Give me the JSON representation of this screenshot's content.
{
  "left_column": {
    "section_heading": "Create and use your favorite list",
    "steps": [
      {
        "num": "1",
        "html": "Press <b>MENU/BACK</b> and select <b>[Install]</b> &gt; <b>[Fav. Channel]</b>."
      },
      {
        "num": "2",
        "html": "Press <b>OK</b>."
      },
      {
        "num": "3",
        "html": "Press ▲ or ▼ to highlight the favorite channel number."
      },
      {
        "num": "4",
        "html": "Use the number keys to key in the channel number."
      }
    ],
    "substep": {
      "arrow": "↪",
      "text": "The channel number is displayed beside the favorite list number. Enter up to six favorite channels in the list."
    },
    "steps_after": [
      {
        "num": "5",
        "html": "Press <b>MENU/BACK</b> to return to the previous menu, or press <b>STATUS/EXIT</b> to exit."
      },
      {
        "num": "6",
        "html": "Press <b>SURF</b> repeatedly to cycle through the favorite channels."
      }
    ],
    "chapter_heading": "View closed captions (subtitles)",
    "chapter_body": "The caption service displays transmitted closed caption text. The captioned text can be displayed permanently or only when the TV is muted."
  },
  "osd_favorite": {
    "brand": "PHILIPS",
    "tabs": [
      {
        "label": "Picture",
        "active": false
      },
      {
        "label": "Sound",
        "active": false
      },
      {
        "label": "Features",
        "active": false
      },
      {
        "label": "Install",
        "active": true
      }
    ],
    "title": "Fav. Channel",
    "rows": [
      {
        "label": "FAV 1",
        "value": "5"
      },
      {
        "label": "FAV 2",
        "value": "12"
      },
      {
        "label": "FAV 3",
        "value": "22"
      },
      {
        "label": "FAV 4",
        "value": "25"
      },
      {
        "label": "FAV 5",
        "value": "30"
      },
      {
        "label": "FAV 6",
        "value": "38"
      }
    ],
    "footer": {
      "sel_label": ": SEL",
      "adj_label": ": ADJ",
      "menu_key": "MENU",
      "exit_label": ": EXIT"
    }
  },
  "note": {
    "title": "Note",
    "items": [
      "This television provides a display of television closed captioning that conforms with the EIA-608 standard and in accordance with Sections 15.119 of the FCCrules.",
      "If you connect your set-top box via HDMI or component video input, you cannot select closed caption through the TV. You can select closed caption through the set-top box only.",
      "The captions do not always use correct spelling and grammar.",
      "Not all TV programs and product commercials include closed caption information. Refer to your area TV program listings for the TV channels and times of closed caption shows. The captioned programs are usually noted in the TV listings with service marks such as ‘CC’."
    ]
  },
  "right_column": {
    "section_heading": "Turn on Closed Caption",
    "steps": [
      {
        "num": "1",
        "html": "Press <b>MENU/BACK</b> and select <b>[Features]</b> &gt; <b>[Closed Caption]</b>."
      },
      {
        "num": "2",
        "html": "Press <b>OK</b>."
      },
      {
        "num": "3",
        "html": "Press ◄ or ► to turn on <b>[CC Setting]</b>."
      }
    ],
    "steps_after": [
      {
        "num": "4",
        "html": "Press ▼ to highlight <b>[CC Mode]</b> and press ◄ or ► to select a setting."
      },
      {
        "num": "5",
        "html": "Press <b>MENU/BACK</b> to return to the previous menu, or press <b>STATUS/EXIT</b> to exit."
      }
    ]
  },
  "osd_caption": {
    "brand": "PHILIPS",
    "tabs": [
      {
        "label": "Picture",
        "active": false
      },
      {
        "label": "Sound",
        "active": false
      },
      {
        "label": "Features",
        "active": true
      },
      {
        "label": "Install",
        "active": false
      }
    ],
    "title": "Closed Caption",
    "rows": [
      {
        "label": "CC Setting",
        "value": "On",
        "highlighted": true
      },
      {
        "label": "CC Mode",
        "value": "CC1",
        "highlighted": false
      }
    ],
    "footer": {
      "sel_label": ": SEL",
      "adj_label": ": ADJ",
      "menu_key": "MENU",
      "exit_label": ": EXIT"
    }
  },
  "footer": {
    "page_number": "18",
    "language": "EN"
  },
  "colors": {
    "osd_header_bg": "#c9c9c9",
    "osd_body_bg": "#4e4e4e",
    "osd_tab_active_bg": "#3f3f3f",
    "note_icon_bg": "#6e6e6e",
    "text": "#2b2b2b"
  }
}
┄┄┄┄┄┄
Print all the data exactly.

Give me the JSON representation of this screenshot's content.
{
  "left_column": {
    "section_heading": "Create and use your favorite list",
    "steps": [
      {
        "num": "1",
        "html": "Press <b>MENU/BACK</b> and select <b>[Install]</b> &gt; <b>[Fav. Channel]</b>."
      },
      {
        "num": "2",
        "html": "Press <b>OK</b>."
      },
      {
        "num": "3",
        "html": "Press ▲ or ▼ to highlight the favorite channel number."
      },
      {
        "num": "4",
        "html": "Use the number keys to key in the channel number."
      }
    ],
    "substep": {
      "arrow": "↪",
      "text": "The channel number is displayed beside the favorite list number. Enter up to six favorite channels in the list."
    },
    "steps_after": [
      {
        "num": "5",
        "html": "Press <b>MENU/BACK</b> to return to the previous menu, or press <b>STATUS/EXIT</b> to exit."
      },
      {
        "num": "6",
        "html": "Press <b>SURF</b> repeatedly to cycle through the favorite channels."
      }
    ],
    "chapter_heading": "View closed captions (subtitles)",
    "chapter_body": "The caption service displays transmitted closed caption text. The captioned text can be displayed permanently or only when the TV is muted."
  },
  "osd_favorite": {
    "brand": "PHILIPS",
    "tabs": [
      {
        "label": "Picture",
        "active": false
      },
      {
        "label": "Sound",
        "active": false
      },
      {
        "label": "Features",
        "active": false
      },
      {
        "label": "Install",
        "active": true
      }
    ],
    "title": "Fav. Channel",
    "rows": [
      {
        "label": "FAV 1",
        "value": "5"
      },
      {
        "label": "FAV 2",
        "value": "12"
      },
      {
        "label": "FAV 3",
        "value": "22"
      },
      {
        "label": "FAV 4",
        "value": "25"
      },
      {
        "label": "FAV 5",
        "value": "30"
      },
      {
        "label": "FAV 6",
        "value": "38"
      }
    ],
    "footer": {
      "sel_label": ": SEL",
      "adj_label": ": ADJ",
      "menu_key": "MENU",
      "exit_label": ": EXIT"
    }
  },
  "note": {
    "title": "Note",
    "items": [
      "This television provides a display of television closed captioning that conforms with the EIA-608 standard and in accordance with Sections 15.119 of the FCCrules.",
      "If you connect your set-top box via HDMI or component video input, you cannot select closed caption through the TV. You can select closed caption through the set-top box only.",
      "The captions do not always use correct spelling and grammar.",
      "Not all TV programs and product commercials include closed caption information. Refer to your area TV program listings for the TV channels and times of closed caption shows. The captioned programs are usually noted in the TV listings with service marks such as ‘CC’."
    ]
  },
  "right_column": {
    "section_heading": "Turn on Closed Caption",
    "steps": [
      {
        "num": "1",
        "html": "Press <b>MENU/BACK</b> and select <b>[Features]</b> &gt; <b>[Closed Caption]</b>."
      },
      {
        "num": "2",
        "html": "Press <b>OK</b>."
      },
      {
        "num": "3",
        "html": "Press ◄ or ► to turn on <b>[CC Setting]</b>."
      }
    ],
    "steps_after": [
      {
        "num": "4",
        "html": "Press ▼ to highlight <b>[CC Mode]</b> and press ◄ or ► to select a setting."
      },
      {
        "num": "5",
        "html": "Press <b>MENU/BACK</b> to return to the previous menu, or press <b>STATUS/EXIT</b> to exit."
      }
    ]
  },
  "osd_caption": {
    "brand": "PHILIPS",
    "tabs": [
      {
        "label": "Picture",
        "active": false
      },
      {
        "label": "Sound",
        "active": false
      },
      {
        "label": "Features",
        "active": true
      },
      {
        "label": "Install",
        "active": false
      }
    ],
    "title": "Closed Caption",
    "rows": [
      {
        "label": "CC Setting",
        "value": "On",
        "highlighted": true
      },
      {
        "label": "CC Mode",
        "value": "CC1",
        "highlighted": false
      }
    ],
    "footer": {
      "sel_label": ": SEL",
      "adj_label": ": ADJ",
      "menu_key": "MENU",
      "exit_label": ": EXIT"
    }
  },
  "footer": {
    "page_number": "18",
    "language": "EN"
  },
  "colors": {
    "osd_header_bg": "#c9c9c9",
    "osd_body_bg": "#4e4e4e",
    "osd_tab_active_bg": "#3f3f3f",
    "note_icon_bg": "#6e6e6e",
    "text": "#2b2b2b"
  }
}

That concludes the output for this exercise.